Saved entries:
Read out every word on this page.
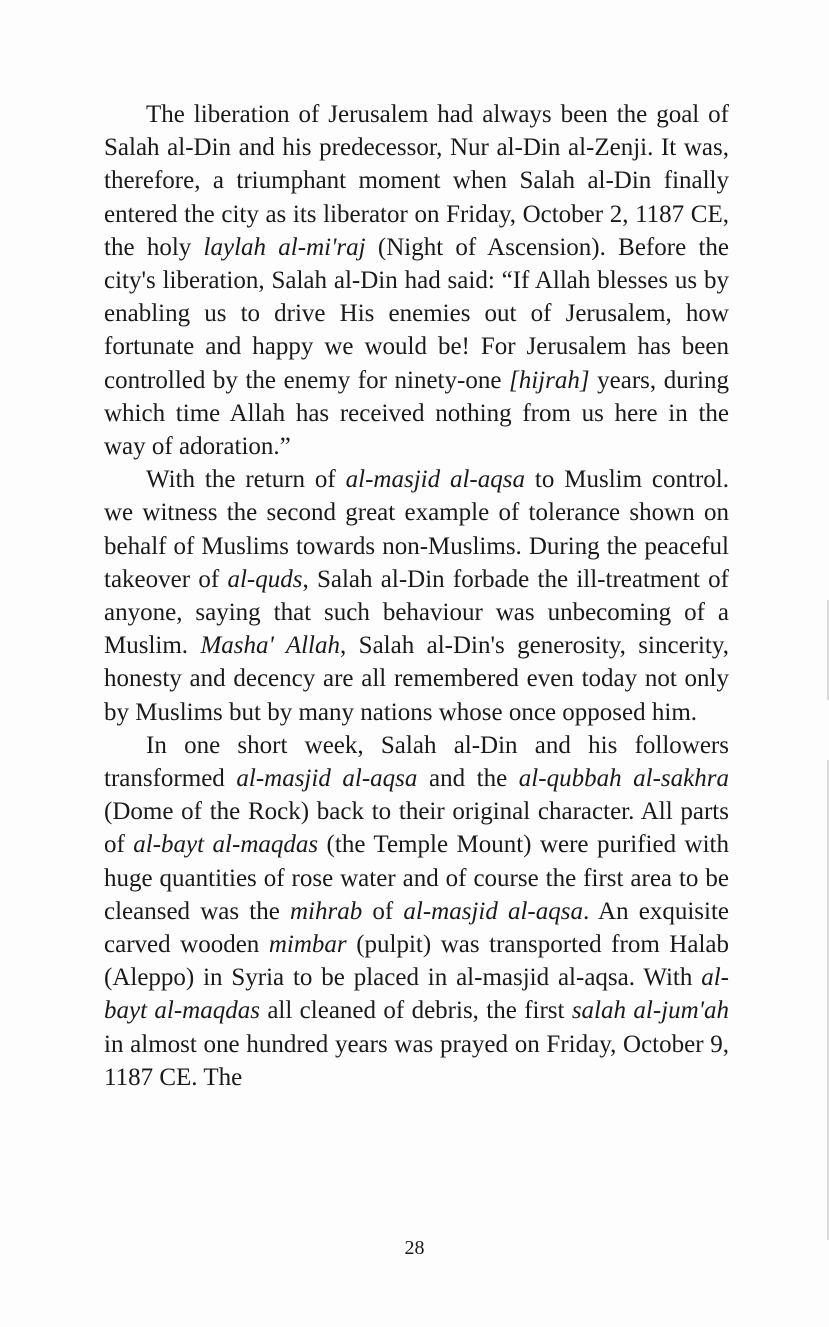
The liberation of Jerusalem had always been the goal of Salah al-Din and his predecessor, Nur al-Din al-Zenji. It was, therefore, a triumphant moment when Salah al-Din finally entered the city as its liberator on Friday, October 2, 1187 CE, the holy laylah al-mi'raj (Night of Ascension). Before the city's liberation, Salah al-Din had said: “If Allah blesses us by enabling us to drive His enemies out of Jerusalem, how fortunate and happy we would be! For Jerusalem has been controlled by the enemy for ninety-one [hijrah] years, during which time Allah has received nothing from us here in the way of adoration.”

With the return of al-masjid al-aqsa to Muslim control. we witness the second great example of tolerance shown on behalf of Muslims towards non-Muslims. During the peaceful takeover of al-quds, Salah al-Din forbade the ill-treatment of anyone, saying that such behaviour was unbecoming of a Muslim. Masha' Allah, Salah al-Din's generosity, sincerity, honesty and decency are all remembered even today not only by Muslims but by many nations whose once opposed him.

In one short week, Salah al-Din and his followers transformed al-masjid al-aqsa and the al-qubbah al-sakhra (Dome of the Rock) back to their original character. All parts of al-bayt al-maqdas (the Temple Mount) were purified with huge quantities of rose water and of course the first area to be cleansed was the mihrab of al-masjid al-aqsa. An exquisite carved wooden mimbar (pulpit) was transported from Halab (Aleppo) in Syria to be placed in al-masjid al-aqsa. With al-bayt al-maqdas all cleaned of debris, the first salah al-jum'ah in almost one hundred years was prayed on Friday, October 9, 1187 CE. The

28
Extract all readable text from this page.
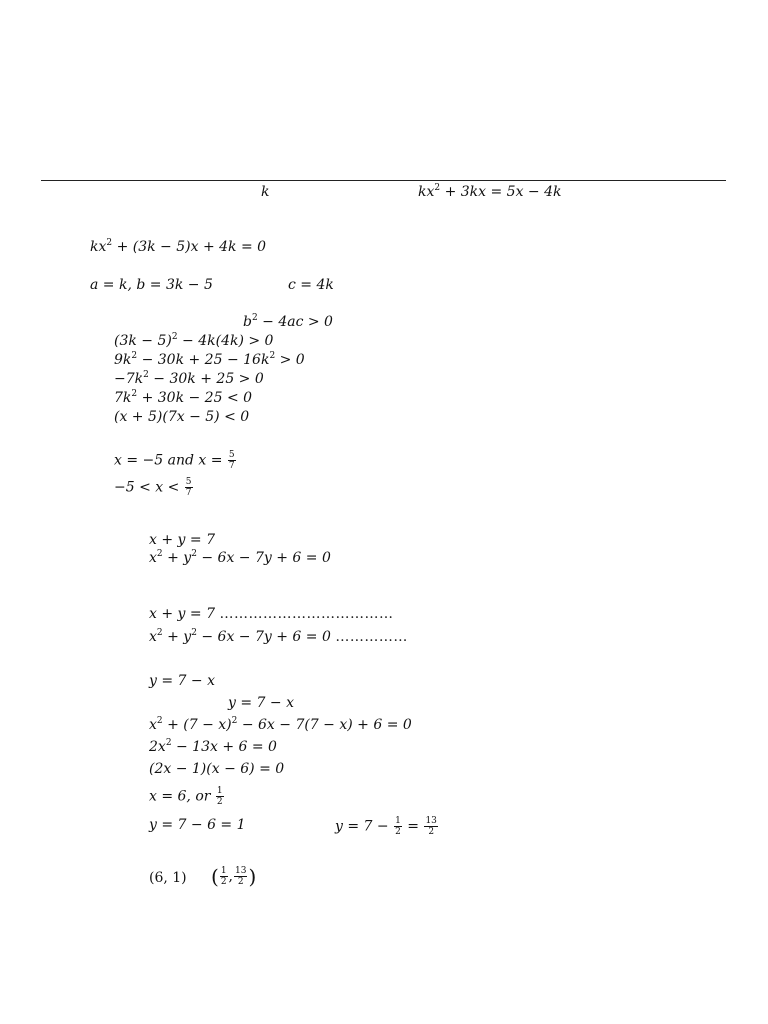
k	$kx^2 + 3kx = 5x - 4k$
$kx^2 + (3k - 5)x + 4k = 0$
a = k, b = 3k − 5	c = 4k
$b^2 - 4ac > 0$
$(3k - 5)^2 - 4k(4k) > 0$
$9k^2 - 30k + 25 - 16k^2 > 0$
$-7k^2 - 30k + 25 > 0$
$7k^2 + 30k - 25 < 0$
(x + 5)(7x − 5) < 0
x = −5 and $x = \frac{5}{7}$
$-5 < x < \frac{5}{7}$
x + y = 7
$x^2 + y^2 - 6x - 7y + 6 = 0$
x + y = 7 ………………………………
$x^2 + y^2 - 6x - 7y + 6 = 0$ ……………
y = 7 − x
y = 7 − x
$x^2 + (7 - x)^2 - 6x - 7(7 - x) + 6 = 0$
$2x^2 - 13x + 6 = 0$
(2x − 1)(x − 6) = 0
x = 6, or $\frac{1}{2}$
y = 7 − 6 = 1	$y = 7 - \frac{1}{2} = \frac{13}{2}$
(6, 1) ( $\frac{1}{2}$ , $\frac{13}{2}$ )
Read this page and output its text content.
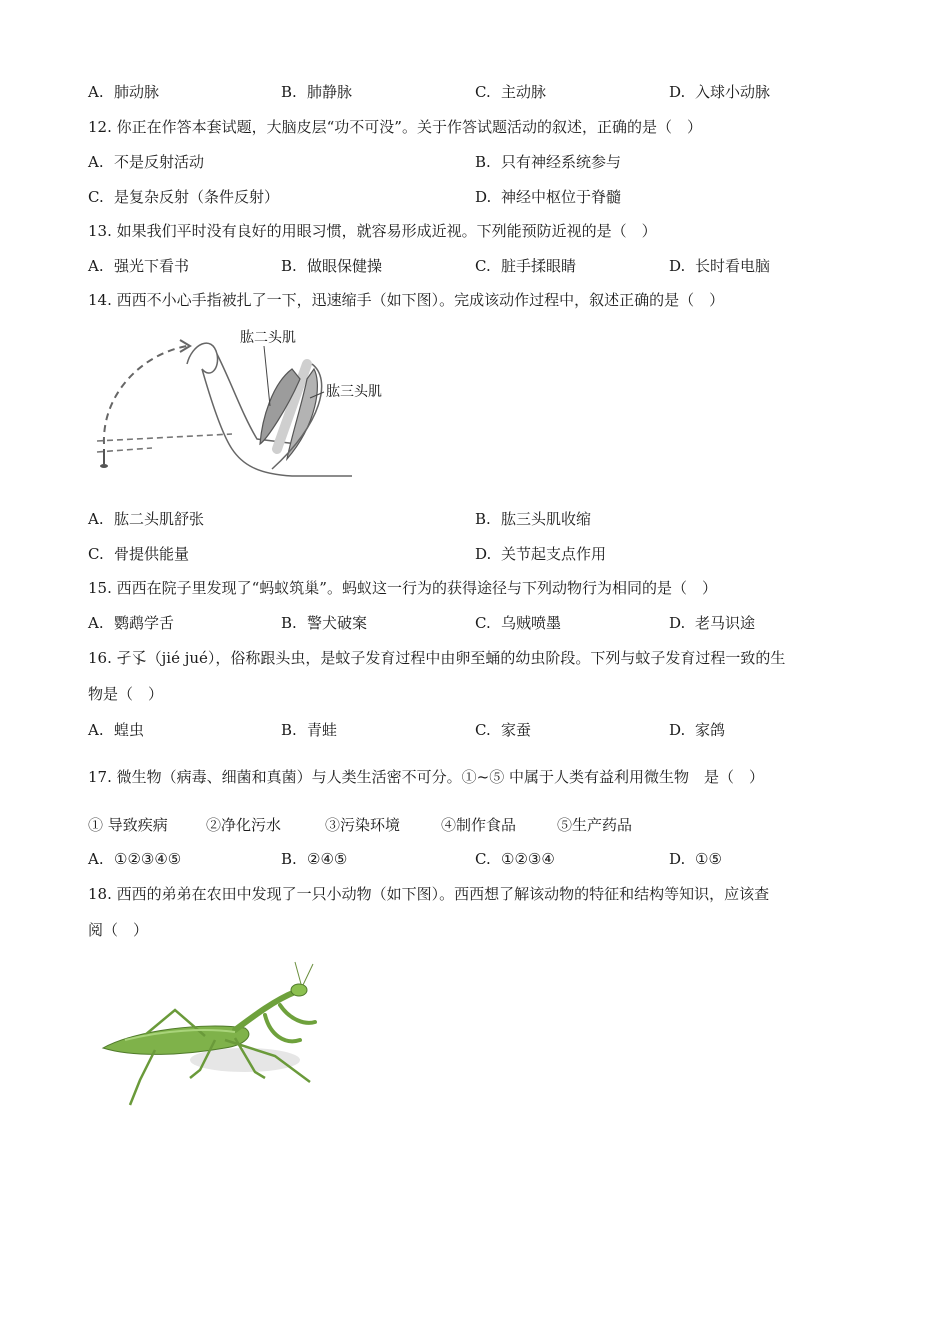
A. 肺动脉	B. 肺静脉	C. 主动脉	D. 入球小动脉
12. 你正在作答本套试题，大脑皮层“功不可没”。关于作答试题活动的叙述，正确的是（　）
A. 不是反射活动	B. 只有神经系统参与
C. 是复杂反射（条件反射）	D. 神经中枢位于脊髓
13. 如果我们平时没有良好的用眼习惯，就容易形成近视。下列能预防近视的是（　）
A. 强光下看书	B. 做眼保健操	C. 脏手揉眼睛	D. 长时看电脑
14. 西西不小心手指被扎了一下，迅速缩手（如下图）。完成该动作过程中，叙述正确的是（　）
肱二头肌
肱三头肌
A. 肱二头肌舒张	B. 肱三头肌收缩
C. 骨提供能量	D. 关节起支点作用
15. 西西在院子里发现了“蚂蚁筑巢”。蚂蚁这一行为的获得途径与下列动物行为相同的是（　）
A. 鹦鹉学舌	B. 警犬破案	C. 乌贼喷墨	D. 老马识途
16. 孑孓（jié jué），俗称跟头虫，是蚊子发育过程中由卵至蛹的幼虫阶段。下列与蚊子发育过程一致的生
物是（　）
A. 蝗虫	B. 青蛙	C. 家蚕	D. 家鸽
17. 微生物（病毒、细菌和真菌）与人类生活密不可分。①~⑤ 中属于人类有益利用微生物　是（　）
① 导致疾病	②净化污水	③污染环境	④制作食品	⑤生产药品
A. ①②③④⑤	B. ②④⑤	C. ①②③④	D. ①⑤
18. 西西的弟弟在农田中发现了一只小动物（如下图）。西西想了解该动物的特征和结构等知识，应该查
阅（　）
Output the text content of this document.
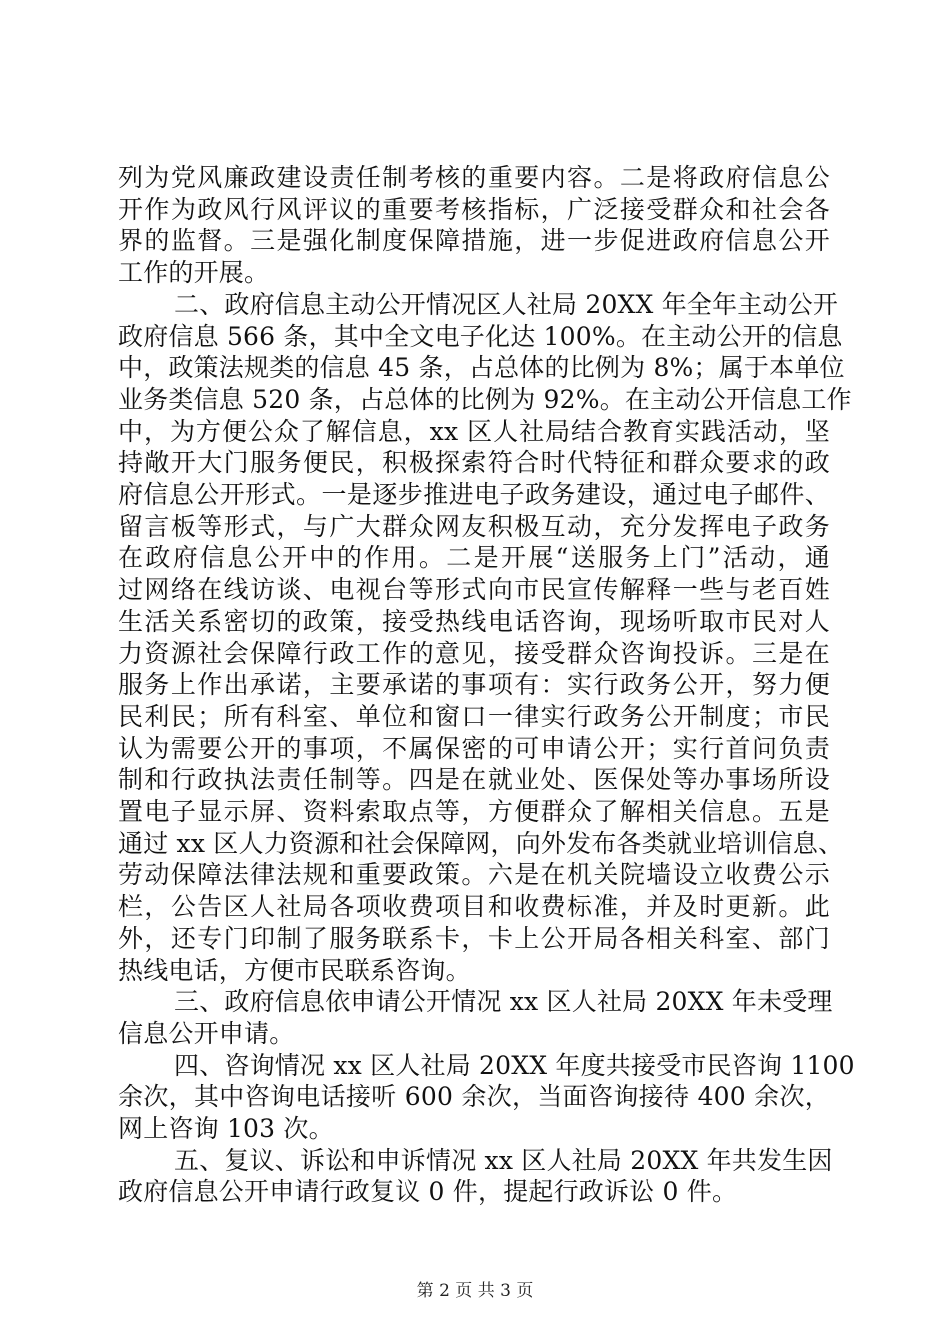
列为党风廉政建设责任制考核的重要内容。二是将政府信息公
开作为政风行风评议的重要考核指标，广泛接受群众和社会各
界的监督。三是强化制度保障措施，进一步促进政府信息公开
工作的开展。
二、政府信息主动公开情况区人社局 20XX 年全年主动公开
政府信息 566 条，其中全文电子化达 100%。在主动公开的信息
中，政策法规类的信息 45 条，占总体的比例为 8%；属于本单位
业务类信息 520 条，占总体的比例为 92%。在主动公开信息工作
中，为方便公众了解信息，xx 区人社局结合教育实践活动，坚
持敞开大门服务便民，积极探索符合时代特征和群众要求的政
府信息公开形式。一是逐步推进电子政务建设，通过电子邮件、
留言板等形式，与广大群众网友积极互动，充分发挥电子政务
在政府信息公开中的作用。二是开展“送服务上门”活动，通
过网络在线访谈、电视台等形式向市民宣传解释一些与老百姓
生活关系密切的政策，接受热线电话咨询，现场听取市民对人
力资源社会保障行政工作的意见，接受群众咨询投诉。三是在
服务上作出承诺，主要承诺的事项有：实行政务公开，努力便
民利民；所有科室、单位和窗口一律实行政务公开制度；市民
认为需要公开的事项，不属保密的可申请公开；实行首问负责
制和行政执法责任制等。四是在就业处、医保处等办事场所设
置电子显示屏、资料索取点等，方便群众了解相关信息。五是
通过 xx 区人力资源和社会保障网，向外发布各类就业培训信息、
劳动保障法律法规和重要政策。六是在机关院墙设立收费公示
栏，公告区人社局各项收费项目和收费标准，并及时更新。此
外，还专门印制了服务联系卡，卡上公开局各相关科室、部门
热线电话，方便市民联系咨询。
三、政府信息依申请公开情况 xx 区人社局 20XX 年未受理
信息公开申请。
四、咨询情况 xx 区人社局 20XX 年度共接受市民咨询 1100
余次，其中咨询电话接听 600 余次，当面咨询接待 400 余次，
网上咨询 103 次。
五、复议、诉讼和申诉情况 xx 区人社局 20XX 年共发生因
政府信息公开申请行政复议 0 件，提起行政诉讼 0 件。
第 2 页 共 3 页
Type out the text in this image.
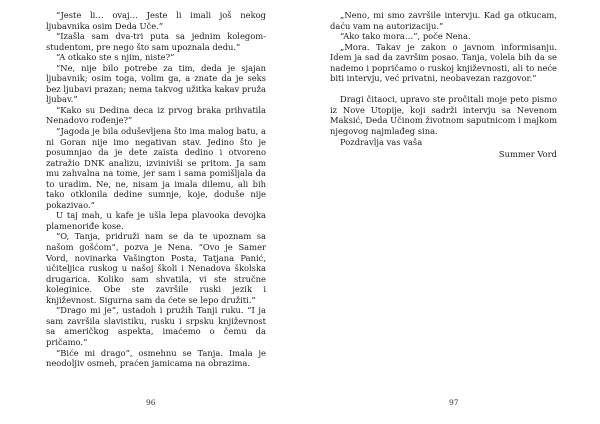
“Jeste li… ovaj… Jeste li imali još nekog ljubavnika osim Deda Uče.”

“Izašla sam dva-tri puta sa jednim kolegom-studentom, pre nego što sam upoznala dedu.”

“A otkako ste s njim, niste?”

“Ne, nije bilo potrebe za tim, deda je sjajan ljubavnik; osim toga, volim ga, a znate da je seks bez ljubavi prazan; nema takvog užitka kakav pruža ljubav.”

“Kako su Dedina deca iz prvog braka prihvatila Nenadovo rođenje?”

“Jagoda je bila oduševljena što ima malog batu, a ni Goran nije imo negativan stav. Jedino što je posumnjao da je dete zaista dedino i otvoreno zatražio DNK analizu, izviniviši se pritom. Ja sam mu zahvalna na tome, jer sam i sama pomišljala da to uradim. Ne, ne, nisam ja imala dilemu, ali bih tako otklonila dedine sumnje, koje, doduše nije pokazivao.”

U taj mah, u kafe je ušla lepa plavooka devojka plamenoriđe kose.

“O, Tanja, pridruži nam se da te upoznam sa našom gošćom”, pozva je Nena. “Ovo je Samer Vord, novinarka Vašington Posta, Tatjana Panić, učiteljica ruskog u našoj školi i Nenadova školska drugarica. Koliko sam shvatila, vi ste stručne koleginice. Obe ste završile ruski jezik i književnost. Sigurna sam da ćete se lepo družiti.”

“Drago mi je”, ustadoh i pružih Tanji ruku. “I ja sam završila slavistiku, rusku i srpsku književnost sa američkog aspekta, imaćemo o čemu da pričamo.”

“Biće mi drago”, osmehnu se Tanja. Imala je neodoljiv osmeh, praćen jamicama na obrazima.

96

„Neno, mi smo završile intervju. Kad ga otkucam, daću vam na autorizaciju.”

“Ako tako mora…”, poče Nena.

„Mora. Takav je zakon o javnom informisanju. Idem ja sad da završim posao. Tanja, volela bih da se nademo i popričamo o ruskoj književnosti, ali to neće biti intervju, već privatni, neobavezan razgovor.”

Dragi čitaoci, upravo ste pročitali moje peto pismo iz Nove Utopije, koji sadrži intervju sa Nevenom Maksić, Deda Učinom životnom saputnicom i majkom njegovog najmlađeg sina.

Pozdravlja vas vaša

Summer Vord

97
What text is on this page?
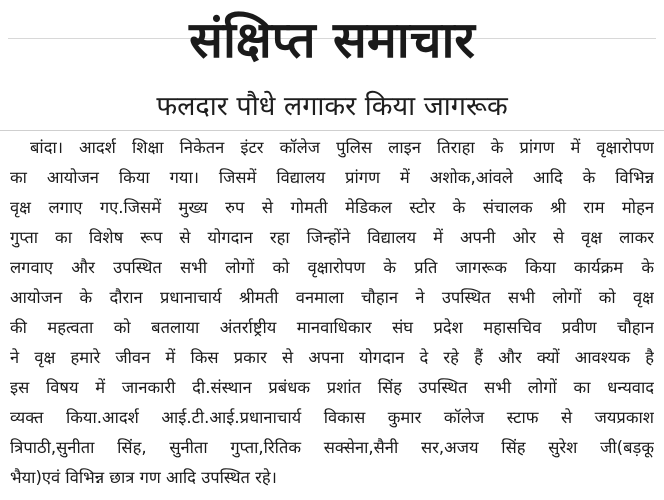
संक्षिप्त समाचार
फलदार पौधे लगाकर किया जागरूक
बांदा। आदर्श शिक्षा निकेतन इंटर कॉलेज पुलिस लाइन तिराहा के प्रांगण में वृक्षारोपण
का आयोजन किया गया। जिसमें विद्यालय प्रांगण में अशोक,आंवले आदि के विभिन्न
वृक्ष लगाए गए.जिसमें मुख्य रुप से गोमती मेडिकल स्टोर के संचालक श्री राम मोहन
गुप्ता का विशेष रूप से योगदान रहा जिन्होंने विद्यालय में अपनी ओर से वृक्ष लाकर
लगवाए और उपस्थित सभी लोगों को वृक्षारोपण के प्रति जागरूक किया कार्यक्रम के
आयोजन के दौरान प्रधानाचार्य श्रीमती वनमाला चौहान ने उपस्थित सभी लोगों को वृक्ष
की महत्वता को बतलाया अंतर्राष्ट्रीय मानवाधिकार संघ प्रदेश महासचिव प्रवीण चौहान
ने वृक्ष हमारे जीवन में किस प्रकार से अपना योगदान दे रहे हैं और क्यों आवश्यक है
इस विषय में जानकारी दी.संस्थान प्रबंधक प्रशांत सिंह उपस्थित सभी लोगों का धन्यवाद
व्यक्त किया.आदर्श आई.टी.आई.प्रधानाचार्य विकास कुमार कॉलेज स्टाफ से जयप्रकाश
त्रिपाठी,सुनीता सिंह, सुनीता गुप्ता,रितिक सक्सेना,सैनी सर,अजय सिंह सुरेश जी(बड़कू
भैया)एवं विभिन्न छात्र गण आदि उपस्थित रहे।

## What is required
Going over the lines above, work out how many include "Tanja", then give only that number.

## Expected answer
3